[start Provided material]

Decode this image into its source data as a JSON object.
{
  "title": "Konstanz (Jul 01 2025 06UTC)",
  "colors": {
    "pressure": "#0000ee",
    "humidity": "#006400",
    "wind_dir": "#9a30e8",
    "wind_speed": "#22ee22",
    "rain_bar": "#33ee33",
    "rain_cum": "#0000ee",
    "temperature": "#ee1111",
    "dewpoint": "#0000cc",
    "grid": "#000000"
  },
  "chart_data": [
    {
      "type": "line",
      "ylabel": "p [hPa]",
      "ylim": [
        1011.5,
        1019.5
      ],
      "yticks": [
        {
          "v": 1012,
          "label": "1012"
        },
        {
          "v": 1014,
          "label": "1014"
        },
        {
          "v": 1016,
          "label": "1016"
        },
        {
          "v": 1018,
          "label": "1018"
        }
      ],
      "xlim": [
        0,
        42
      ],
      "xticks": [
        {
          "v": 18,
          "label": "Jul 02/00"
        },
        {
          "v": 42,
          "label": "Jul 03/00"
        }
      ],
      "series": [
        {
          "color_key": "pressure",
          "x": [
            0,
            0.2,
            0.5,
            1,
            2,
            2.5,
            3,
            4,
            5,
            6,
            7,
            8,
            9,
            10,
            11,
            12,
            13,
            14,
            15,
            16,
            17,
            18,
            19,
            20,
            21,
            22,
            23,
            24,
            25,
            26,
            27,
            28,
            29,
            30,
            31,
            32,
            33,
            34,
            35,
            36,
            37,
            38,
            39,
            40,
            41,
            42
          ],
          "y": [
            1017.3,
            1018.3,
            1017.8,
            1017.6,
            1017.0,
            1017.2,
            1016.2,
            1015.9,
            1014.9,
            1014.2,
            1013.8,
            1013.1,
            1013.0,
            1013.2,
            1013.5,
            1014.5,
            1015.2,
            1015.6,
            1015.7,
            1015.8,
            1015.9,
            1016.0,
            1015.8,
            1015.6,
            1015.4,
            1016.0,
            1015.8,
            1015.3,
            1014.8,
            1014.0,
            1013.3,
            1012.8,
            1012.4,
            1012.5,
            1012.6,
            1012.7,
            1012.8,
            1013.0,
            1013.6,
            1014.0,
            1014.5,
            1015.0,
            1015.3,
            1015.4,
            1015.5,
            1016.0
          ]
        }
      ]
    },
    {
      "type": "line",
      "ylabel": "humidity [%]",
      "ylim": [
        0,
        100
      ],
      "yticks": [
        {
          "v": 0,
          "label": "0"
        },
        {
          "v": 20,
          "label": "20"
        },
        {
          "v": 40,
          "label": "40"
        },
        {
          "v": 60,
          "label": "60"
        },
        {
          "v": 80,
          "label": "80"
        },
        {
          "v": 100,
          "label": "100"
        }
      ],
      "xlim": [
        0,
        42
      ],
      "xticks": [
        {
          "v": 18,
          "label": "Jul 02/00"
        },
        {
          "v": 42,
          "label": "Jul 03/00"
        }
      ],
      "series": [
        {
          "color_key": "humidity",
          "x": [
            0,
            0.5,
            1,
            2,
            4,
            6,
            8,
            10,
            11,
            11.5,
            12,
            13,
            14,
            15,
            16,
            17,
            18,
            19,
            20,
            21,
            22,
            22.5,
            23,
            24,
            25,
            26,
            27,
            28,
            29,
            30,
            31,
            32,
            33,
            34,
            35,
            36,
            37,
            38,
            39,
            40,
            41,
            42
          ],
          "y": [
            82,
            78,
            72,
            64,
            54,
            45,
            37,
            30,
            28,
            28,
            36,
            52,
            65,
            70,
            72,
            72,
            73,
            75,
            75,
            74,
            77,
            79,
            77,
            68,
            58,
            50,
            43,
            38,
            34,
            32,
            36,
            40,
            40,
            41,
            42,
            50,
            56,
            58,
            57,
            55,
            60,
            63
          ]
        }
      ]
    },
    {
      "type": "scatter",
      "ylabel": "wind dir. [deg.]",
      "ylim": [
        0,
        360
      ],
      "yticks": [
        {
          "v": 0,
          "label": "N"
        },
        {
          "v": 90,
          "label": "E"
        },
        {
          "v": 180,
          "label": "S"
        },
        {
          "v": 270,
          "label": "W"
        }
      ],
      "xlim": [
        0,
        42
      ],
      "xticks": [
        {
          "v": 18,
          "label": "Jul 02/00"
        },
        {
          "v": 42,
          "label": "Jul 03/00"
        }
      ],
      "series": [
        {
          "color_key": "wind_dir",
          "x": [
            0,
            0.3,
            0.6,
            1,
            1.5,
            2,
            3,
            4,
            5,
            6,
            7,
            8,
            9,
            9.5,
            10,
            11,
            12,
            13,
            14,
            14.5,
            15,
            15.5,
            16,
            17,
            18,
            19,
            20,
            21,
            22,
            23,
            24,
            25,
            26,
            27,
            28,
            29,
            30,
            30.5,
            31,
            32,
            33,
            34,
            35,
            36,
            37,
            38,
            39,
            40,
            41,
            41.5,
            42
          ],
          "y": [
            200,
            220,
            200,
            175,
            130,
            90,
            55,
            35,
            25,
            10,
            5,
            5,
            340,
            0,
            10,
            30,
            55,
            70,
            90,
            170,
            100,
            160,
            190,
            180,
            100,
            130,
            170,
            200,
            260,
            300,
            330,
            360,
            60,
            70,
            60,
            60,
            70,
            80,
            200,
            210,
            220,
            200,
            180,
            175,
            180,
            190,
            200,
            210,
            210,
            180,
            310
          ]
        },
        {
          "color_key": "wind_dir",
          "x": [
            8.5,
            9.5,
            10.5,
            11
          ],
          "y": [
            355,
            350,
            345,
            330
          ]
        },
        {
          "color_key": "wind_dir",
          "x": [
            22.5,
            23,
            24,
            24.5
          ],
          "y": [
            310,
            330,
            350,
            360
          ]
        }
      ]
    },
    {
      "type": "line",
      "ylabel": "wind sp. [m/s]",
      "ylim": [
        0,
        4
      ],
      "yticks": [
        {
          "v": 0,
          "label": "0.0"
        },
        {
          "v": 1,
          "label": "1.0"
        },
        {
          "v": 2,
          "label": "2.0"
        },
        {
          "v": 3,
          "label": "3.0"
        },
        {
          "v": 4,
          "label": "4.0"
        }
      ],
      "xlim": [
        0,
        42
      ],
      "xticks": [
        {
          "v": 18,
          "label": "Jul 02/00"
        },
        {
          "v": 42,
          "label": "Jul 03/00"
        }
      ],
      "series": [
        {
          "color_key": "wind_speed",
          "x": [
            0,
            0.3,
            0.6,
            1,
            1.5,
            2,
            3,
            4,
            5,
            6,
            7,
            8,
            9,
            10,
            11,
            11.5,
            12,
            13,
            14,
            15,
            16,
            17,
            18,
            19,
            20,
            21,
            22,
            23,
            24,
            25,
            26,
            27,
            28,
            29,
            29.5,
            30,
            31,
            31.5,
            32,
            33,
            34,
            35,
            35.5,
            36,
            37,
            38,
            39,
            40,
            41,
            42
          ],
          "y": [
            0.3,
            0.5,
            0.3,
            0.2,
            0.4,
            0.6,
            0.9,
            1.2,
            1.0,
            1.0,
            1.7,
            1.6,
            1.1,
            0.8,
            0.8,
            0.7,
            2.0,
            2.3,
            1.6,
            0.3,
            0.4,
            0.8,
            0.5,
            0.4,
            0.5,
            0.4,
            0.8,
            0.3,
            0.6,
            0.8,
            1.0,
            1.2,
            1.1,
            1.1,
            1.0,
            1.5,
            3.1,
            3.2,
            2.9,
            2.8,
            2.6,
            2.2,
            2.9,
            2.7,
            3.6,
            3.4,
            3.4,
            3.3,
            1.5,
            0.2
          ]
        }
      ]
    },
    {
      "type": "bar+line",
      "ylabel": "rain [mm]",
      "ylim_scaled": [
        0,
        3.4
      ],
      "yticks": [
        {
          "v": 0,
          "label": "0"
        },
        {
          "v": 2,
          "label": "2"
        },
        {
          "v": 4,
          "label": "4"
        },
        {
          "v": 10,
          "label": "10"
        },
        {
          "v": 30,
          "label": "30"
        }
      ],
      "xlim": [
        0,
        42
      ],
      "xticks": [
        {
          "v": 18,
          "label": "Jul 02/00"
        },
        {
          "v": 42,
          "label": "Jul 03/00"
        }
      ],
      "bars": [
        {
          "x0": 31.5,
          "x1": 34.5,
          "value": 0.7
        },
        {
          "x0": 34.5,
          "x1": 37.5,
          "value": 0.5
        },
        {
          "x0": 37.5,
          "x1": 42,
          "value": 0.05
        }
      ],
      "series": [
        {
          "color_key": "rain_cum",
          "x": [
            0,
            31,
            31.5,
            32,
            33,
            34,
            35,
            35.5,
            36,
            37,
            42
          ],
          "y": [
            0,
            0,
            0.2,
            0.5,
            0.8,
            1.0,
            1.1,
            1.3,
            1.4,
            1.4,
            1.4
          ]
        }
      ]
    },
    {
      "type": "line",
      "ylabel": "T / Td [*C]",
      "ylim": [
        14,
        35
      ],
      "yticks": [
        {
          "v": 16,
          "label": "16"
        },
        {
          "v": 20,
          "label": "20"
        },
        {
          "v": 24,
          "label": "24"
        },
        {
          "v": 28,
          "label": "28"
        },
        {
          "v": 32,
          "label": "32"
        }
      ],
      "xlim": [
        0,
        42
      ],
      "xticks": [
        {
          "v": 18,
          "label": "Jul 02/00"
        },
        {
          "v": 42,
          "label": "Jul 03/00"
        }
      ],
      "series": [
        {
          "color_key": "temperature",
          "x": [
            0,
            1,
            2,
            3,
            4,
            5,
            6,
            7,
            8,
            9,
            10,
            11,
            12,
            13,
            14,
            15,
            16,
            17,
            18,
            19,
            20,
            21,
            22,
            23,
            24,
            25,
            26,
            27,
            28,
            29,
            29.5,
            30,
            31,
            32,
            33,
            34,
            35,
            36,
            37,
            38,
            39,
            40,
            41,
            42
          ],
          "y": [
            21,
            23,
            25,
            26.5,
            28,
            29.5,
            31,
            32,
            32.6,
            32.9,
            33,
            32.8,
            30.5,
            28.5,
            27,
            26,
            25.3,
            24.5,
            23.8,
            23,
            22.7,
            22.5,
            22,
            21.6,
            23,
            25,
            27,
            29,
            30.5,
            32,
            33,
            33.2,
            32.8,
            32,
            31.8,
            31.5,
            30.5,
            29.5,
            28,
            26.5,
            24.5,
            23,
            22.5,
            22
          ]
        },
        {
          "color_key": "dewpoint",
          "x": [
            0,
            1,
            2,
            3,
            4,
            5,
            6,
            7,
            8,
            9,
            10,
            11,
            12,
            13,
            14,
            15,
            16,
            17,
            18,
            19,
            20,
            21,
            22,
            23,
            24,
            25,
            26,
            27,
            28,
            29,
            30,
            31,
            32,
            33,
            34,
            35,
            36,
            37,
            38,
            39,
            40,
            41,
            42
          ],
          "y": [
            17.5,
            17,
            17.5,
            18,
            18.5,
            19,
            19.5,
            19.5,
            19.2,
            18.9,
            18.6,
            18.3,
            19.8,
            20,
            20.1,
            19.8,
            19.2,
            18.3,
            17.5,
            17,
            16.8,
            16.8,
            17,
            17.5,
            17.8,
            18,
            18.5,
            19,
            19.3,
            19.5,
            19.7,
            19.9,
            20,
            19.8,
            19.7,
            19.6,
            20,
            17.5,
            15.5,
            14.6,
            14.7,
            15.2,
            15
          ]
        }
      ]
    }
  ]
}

[end Provided material]

Copy the lines from the entries above in which the word "temperature" appears.

    "temperature": "#ee1111",
          "color_key": "temperature",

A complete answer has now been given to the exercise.